- [PROMPT] Provide the records once more, identical to the original.

- [RECORDS TO USE]
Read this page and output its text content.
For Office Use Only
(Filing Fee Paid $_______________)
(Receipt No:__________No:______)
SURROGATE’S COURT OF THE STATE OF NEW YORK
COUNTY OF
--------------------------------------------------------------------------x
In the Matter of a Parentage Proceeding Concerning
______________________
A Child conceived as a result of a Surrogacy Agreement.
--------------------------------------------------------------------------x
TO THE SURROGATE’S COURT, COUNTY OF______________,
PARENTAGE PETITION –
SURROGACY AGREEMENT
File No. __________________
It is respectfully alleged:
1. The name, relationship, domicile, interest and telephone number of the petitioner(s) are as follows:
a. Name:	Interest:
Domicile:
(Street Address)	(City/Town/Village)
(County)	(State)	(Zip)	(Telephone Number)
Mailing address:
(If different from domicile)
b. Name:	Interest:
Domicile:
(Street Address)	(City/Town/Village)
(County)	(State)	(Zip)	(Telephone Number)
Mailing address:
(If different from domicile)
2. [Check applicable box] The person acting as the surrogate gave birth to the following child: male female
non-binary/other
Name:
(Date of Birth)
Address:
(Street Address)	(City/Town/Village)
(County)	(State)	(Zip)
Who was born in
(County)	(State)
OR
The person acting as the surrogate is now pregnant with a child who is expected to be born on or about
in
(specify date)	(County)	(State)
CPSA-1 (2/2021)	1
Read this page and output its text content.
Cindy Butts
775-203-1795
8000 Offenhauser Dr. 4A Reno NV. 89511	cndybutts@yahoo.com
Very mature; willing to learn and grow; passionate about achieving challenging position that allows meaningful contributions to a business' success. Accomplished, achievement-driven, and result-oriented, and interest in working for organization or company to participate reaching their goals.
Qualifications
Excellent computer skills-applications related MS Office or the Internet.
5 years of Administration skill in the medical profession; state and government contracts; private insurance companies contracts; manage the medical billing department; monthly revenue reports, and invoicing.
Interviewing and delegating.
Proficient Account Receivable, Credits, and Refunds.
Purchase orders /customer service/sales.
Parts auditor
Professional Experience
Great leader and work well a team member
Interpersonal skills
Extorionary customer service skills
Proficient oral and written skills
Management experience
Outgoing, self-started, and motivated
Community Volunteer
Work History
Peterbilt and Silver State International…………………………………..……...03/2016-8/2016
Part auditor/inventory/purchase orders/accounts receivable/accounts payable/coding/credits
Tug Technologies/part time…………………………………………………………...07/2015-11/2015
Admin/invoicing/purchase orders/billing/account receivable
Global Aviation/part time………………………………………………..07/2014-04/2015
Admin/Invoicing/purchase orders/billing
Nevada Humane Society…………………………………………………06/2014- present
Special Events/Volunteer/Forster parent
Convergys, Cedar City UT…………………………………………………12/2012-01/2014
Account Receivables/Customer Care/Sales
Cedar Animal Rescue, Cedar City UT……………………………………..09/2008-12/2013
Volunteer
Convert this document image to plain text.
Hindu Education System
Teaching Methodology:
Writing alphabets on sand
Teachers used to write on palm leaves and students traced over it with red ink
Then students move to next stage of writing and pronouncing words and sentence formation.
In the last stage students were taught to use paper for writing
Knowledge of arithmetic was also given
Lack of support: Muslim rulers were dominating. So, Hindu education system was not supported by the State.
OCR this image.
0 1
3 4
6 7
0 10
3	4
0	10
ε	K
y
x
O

- [WRITTEN RESPONSE]
Read this page and output its text content.
For Office Use Only
(Filing Fee Paid $_______________)
(Receipt No:__________No:______)
SURROGATE’S COURT OF THE STATE OF NEW YORK
COUNTY OF
--------------------------------------------------------------------------x
In the Matter of a Parentage Proceeding Concerning
______________________
A Child conceived as a result of a Surrogacy Agreement.
--------------------------------------------------------------------------x
TO THE SURROGATE’S COURT, COUNTY OF______________,
PARENTAGE PETITION –
SURROGACY AGREEMENT
File No. __________________
It is respectfully alleged:
1. The name, relationship, domicile, interest and telephone number of the petitioner(s) are as follows:
a. Name:	Interest:
Domicile:
(Street Address)	(City/Town/Village)
(County)	(State)	(Zip)	(Telephone Number)
Mailing address:
(If different from domicile)
b. Name:	Interest:
Domicile:
(Street Address)	(City/Town/Village)
(County)	(State)	(Zip)	(Telephone Number)
Mailing address:
(If different from domicile)
2. [Check applicable box] The person acting as the surrogate gave birth to the following child: male female
non-binary/other
Name:
(Date of Birth)
Address:
(Street Address)	(City/Town/Village)
(County)	(State)	(Zip)
Who was born in
(County)	(State)
OR
The person acting as the surrogate is now pregnant with a child who is expected to be born on or about
in
(specify date)	(County)	(State)
CPSA-1 (2/2021)	1
Read this page and output its text content.
Cindy Butts
775-203-1795
8000 Offenhauser Dr. 4A Reno NV. 89511	cndybutts@yahoo.com
Very mature; willing to learn and grow; passionate about achieving challenging position that allows meaningful contributions to a business' success. Accomplished, achievement-driven, and result-oriented, and interest in working for organization or company to participate reaching their goals.
Qualifications
Excellent computer skills-applications related MS Office or the Internet.
5 years of Administration skill in the medical profession; state and government contracts; private insurance companies contracts; manage the medical billing department; monthly revenue reports, and invoicing.
Interviewing and delegating.
Proficient Account Receivable, Credits, and Refunds.
Purchase orders /customer service/sales.
Parts auditor
Professional Experience
Great leader and work well a team member
Interpersonal skills
Extorionary customer service skills
Proficient oral and written skills
Management experience
Outgoing, self-started, and motivated
Community Volunteer
Work History
Peterbilt and Silver State International…………………………………..……...03/2016-8/2016
Part auditor/inventory/purchase orders/accounts receivable/accounts payable/coding/credits
Tug Technologies/part time…………………………………………………………...07/2015-11/2015
Admin/invoicing/purchase orders/billing/account receivable
Global Aviation/part time………………………………………………..07/2014-04/2015
Admin/Invoicing/purchase orders/billing
Nevada Humane Society…………………………………………………06/2014- present
Special Events/Volunteer/Forster parent
Convergys, Cedar City UT…………………………………………………12/2012-01/2014
Account Receivables/Customer Care/Sales
Cedar Animal Rescue, Cedar City UT……………………………………..09/2008-12/2013
Volunteer
Convert this document image to plain text.
Hindu Education System
Teaching Methodology:
Writing alphabets on sand
Teachers used to write on palm leaves and students traced over it with red ink
Then students move to next stage of writing and pronouncing words and sentence formation.
In the last stage students were taught to use paper for writing
Knowledge of arithmetic was also given
Lack of support: Muslim rulers were dominating. So, Hindu education system was not supported by the State.
OCR this image.
0 1
3 4
6 7
0 10
3	4
0	10
ε	K
y
x
O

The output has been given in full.